▸ **PROVIDED RECORDS**:
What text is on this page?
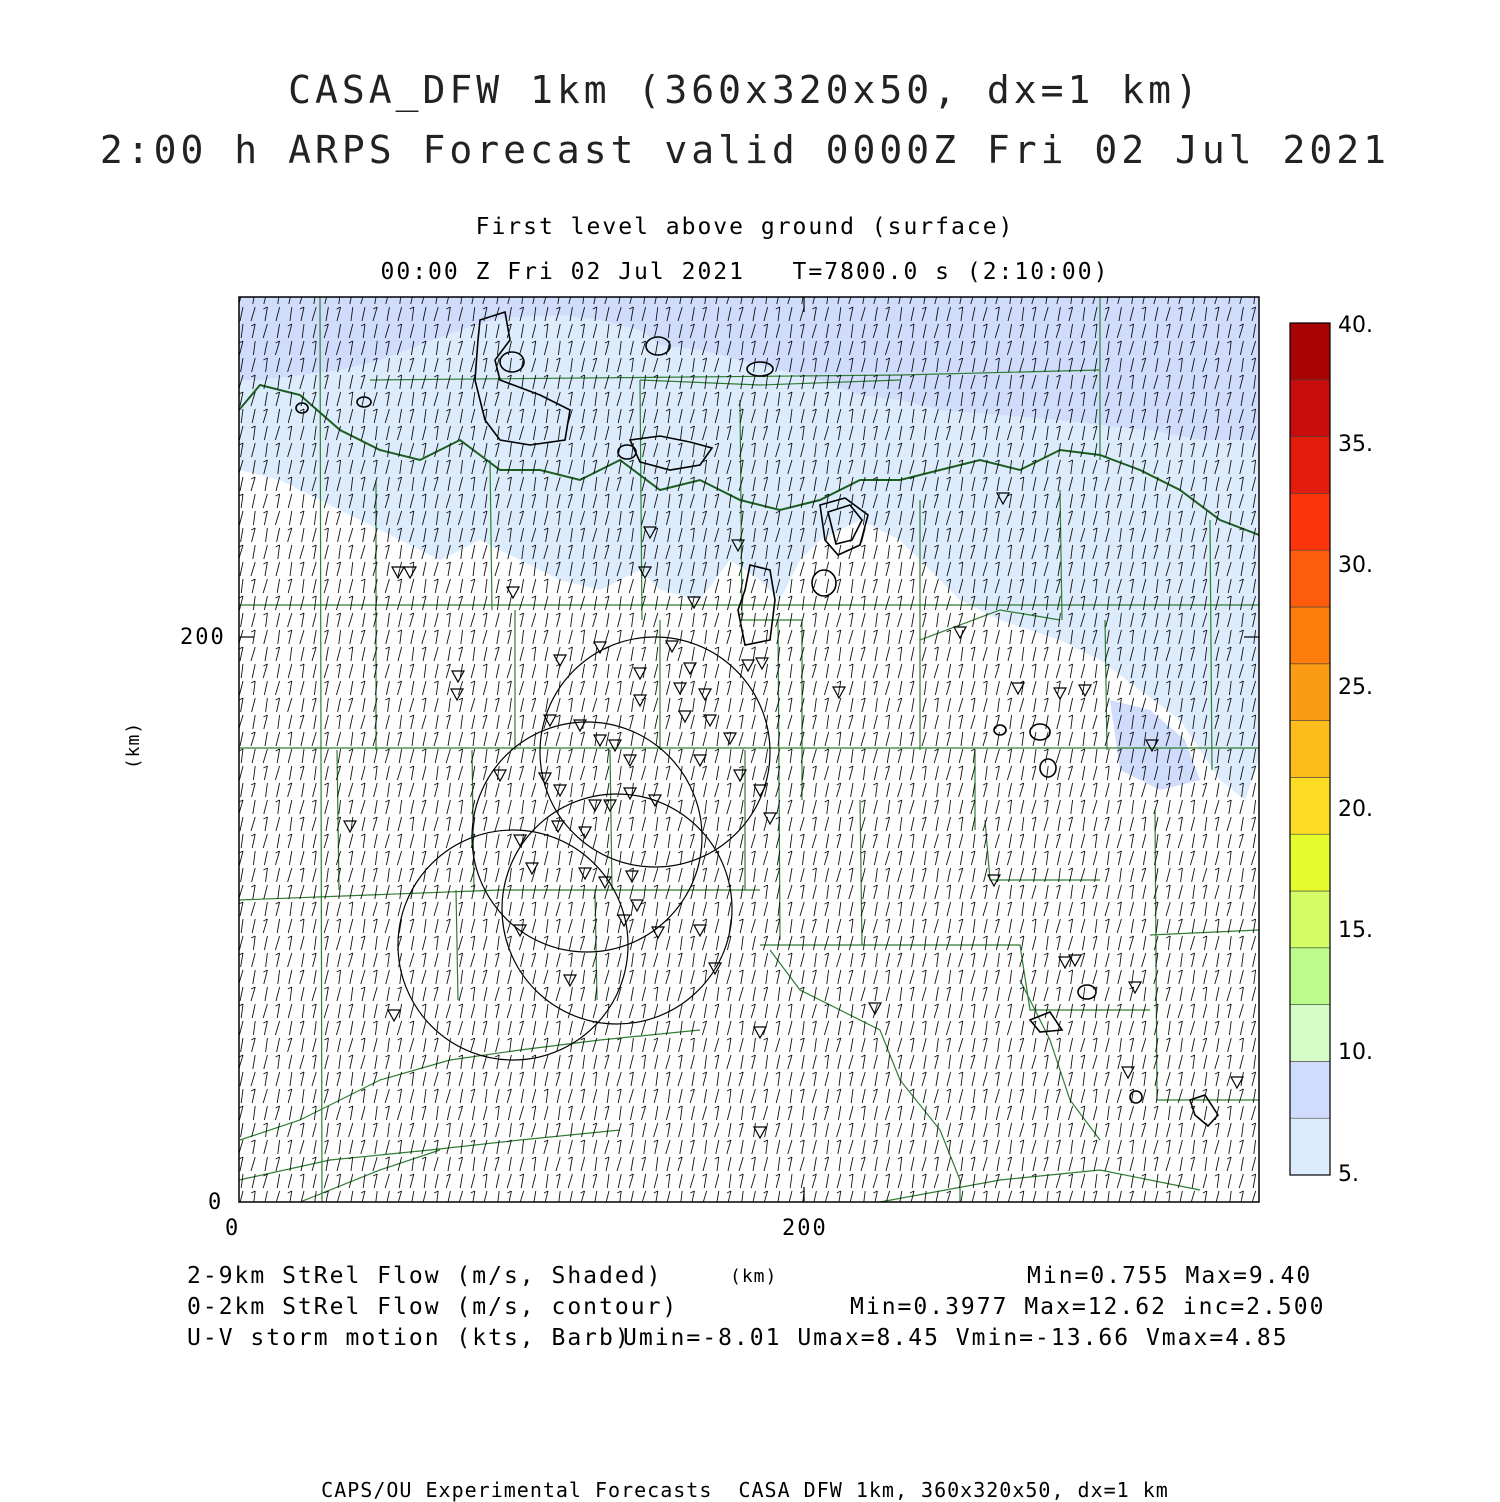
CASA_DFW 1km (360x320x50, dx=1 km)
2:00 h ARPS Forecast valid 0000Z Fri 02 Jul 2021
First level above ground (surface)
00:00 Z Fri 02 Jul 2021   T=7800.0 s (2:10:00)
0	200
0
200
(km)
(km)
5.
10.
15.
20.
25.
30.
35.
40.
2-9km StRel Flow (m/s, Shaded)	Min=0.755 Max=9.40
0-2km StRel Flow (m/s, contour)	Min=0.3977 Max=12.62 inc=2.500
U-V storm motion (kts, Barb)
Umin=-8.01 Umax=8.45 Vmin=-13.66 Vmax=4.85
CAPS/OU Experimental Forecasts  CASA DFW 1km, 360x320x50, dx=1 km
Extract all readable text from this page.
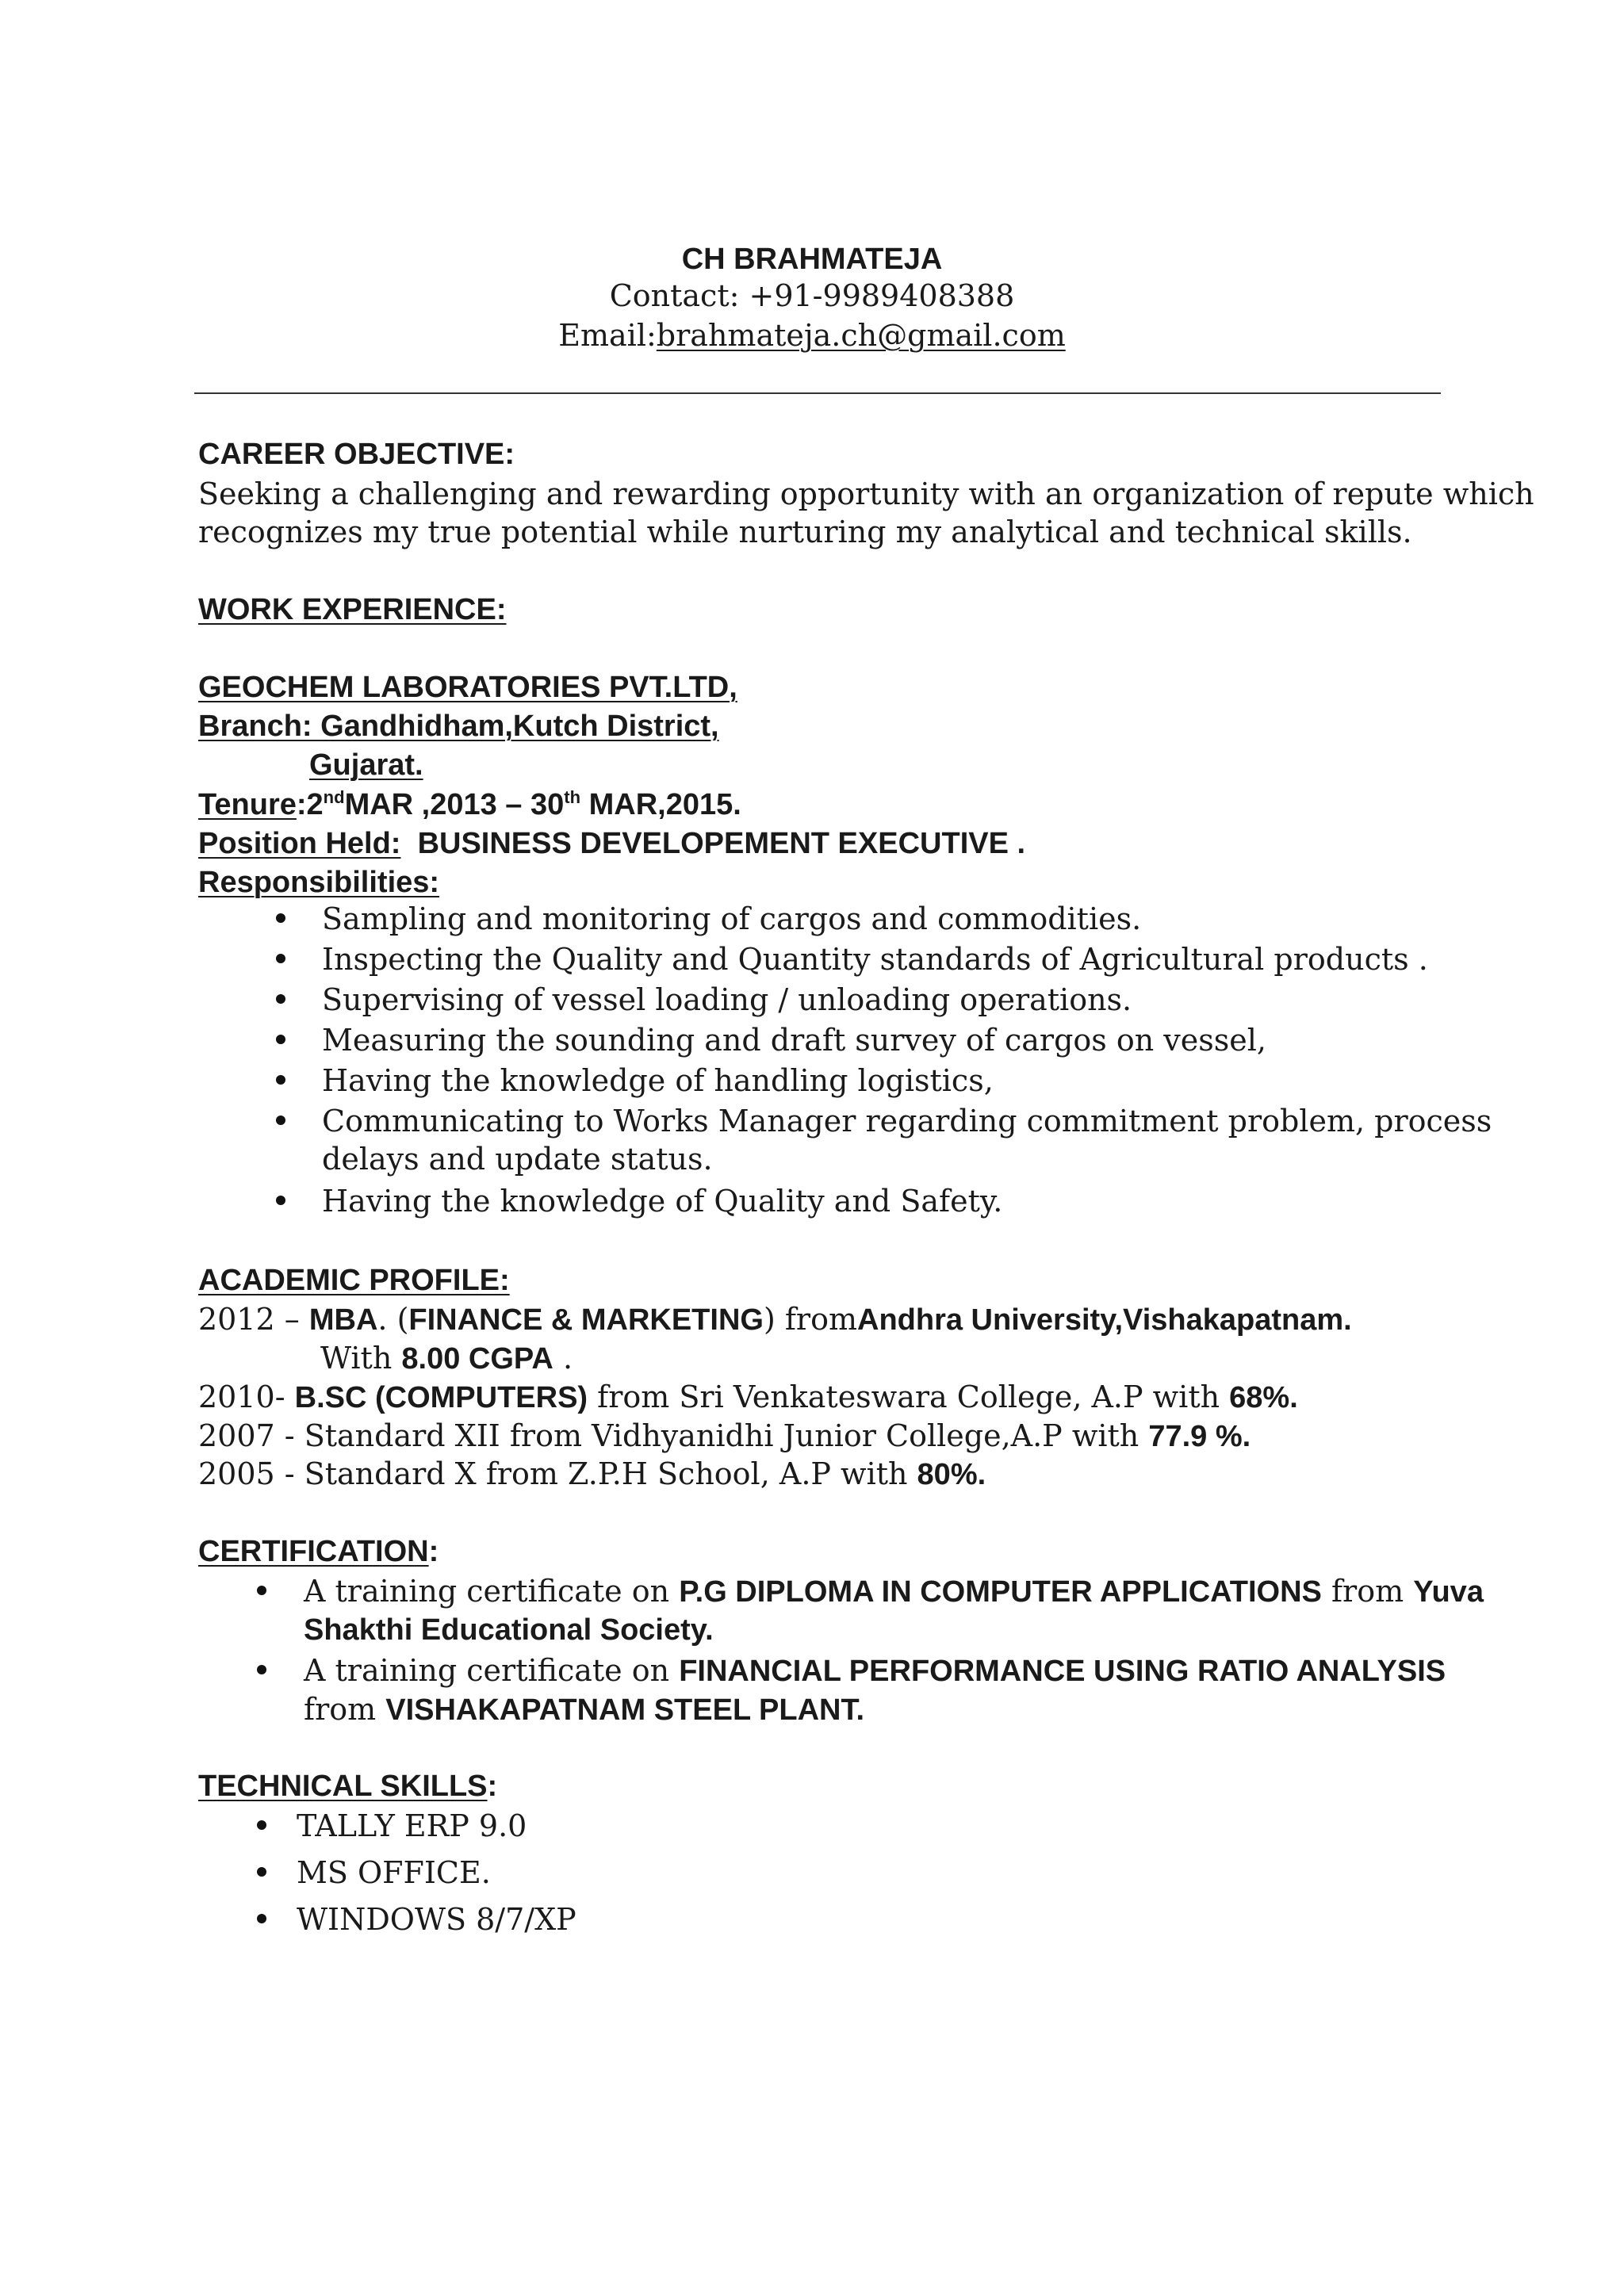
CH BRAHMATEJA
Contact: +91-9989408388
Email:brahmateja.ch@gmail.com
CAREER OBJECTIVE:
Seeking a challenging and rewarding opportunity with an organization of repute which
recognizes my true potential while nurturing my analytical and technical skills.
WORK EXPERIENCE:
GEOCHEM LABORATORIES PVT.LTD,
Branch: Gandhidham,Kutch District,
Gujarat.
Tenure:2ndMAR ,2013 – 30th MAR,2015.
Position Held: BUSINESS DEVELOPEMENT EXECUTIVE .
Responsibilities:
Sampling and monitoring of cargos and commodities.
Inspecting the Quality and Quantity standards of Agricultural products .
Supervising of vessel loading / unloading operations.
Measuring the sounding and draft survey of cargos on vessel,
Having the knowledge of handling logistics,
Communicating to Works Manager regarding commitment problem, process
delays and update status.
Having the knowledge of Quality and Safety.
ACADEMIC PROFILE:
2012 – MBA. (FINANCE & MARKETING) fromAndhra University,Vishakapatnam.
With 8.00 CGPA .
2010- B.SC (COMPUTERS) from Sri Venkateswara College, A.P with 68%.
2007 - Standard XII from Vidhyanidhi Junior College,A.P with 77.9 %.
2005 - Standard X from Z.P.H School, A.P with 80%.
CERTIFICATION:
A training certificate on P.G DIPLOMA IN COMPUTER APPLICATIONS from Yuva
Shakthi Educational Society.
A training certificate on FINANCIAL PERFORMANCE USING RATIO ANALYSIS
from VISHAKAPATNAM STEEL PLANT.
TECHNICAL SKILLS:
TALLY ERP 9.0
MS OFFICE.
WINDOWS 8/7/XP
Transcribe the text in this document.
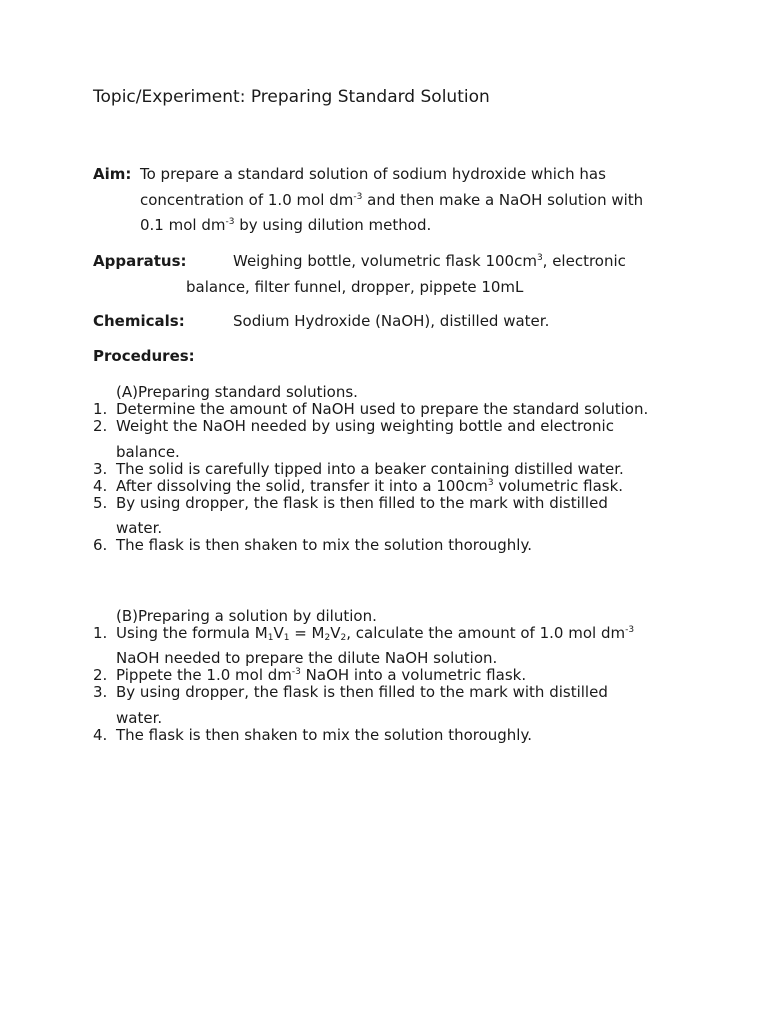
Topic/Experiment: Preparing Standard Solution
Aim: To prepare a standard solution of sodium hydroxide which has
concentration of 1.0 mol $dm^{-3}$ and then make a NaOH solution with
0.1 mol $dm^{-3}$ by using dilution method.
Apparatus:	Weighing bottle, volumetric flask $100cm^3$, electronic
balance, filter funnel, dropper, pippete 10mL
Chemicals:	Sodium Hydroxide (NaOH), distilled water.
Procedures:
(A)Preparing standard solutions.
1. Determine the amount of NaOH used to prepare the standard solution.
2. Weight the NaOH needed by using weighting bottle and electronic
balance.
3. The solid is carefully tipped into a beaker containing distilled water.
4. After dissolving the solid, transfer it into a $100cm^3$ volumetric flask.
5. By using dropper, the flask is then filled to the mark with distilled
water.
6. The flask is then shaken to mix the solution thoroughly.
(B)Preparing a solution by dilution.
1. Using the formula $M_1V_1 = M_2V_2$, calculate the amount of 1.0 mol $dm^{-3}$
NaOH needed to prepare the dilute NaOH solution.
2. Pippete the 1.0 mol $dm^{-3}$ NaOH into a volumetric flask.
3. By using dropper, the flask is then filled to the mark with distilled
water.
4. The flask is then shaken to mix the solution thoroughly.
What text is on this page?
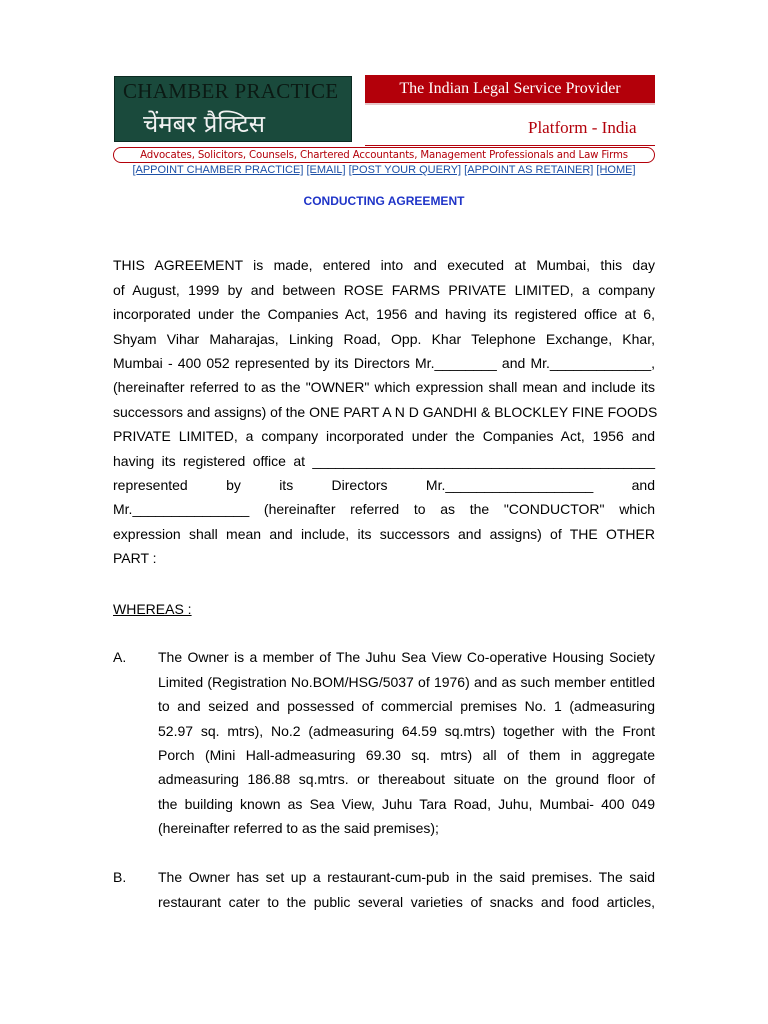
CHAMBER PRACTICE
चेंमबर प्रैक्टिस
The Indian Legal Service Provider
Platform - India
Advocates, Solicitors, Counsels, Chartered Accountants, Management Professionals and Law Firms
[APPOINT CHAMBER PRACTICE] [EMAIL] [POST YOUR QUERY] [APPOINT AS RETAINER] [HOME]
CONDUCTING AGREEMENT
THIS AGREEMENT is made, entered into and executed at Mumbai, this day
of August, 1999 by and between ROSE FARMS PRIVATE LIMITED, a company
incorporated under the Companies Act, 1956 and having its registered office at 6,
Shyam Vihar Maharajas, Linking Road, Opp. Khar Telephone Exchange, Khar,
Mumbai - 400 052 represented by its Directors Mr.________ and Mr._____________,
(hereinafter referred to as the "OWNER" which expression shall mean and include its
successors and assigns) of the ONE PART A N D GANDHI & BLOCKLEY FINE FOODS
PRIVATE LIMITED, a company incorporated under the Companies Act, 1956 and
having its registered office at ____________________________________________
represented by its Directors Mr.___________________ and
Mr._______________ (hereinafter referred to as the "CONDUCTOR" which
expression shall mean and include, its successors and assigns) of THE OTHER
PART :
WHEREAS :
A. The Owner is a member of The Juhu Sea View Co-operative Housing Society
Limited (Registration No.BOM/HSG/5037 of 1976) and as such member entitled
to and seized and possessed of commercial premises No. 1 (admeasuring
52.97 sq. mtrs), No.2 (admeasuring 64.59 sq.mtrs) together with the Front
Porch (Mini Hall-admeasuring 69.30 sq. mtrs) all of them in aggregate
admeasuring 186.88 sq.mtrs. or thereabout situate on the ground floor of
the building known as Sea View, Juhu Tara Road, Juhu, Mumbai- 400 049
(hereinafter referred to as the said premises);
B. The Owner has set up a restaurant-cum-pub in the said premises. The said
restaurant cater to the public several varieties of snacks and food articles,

▸ **TASK DESCRIPTION**: Copy out each line in the listing that has the word "knowledge".

▸ **RIGHT ANSWER**:
Having the knowledge of handling logistics,
Having the knowledge of Quality and Safety.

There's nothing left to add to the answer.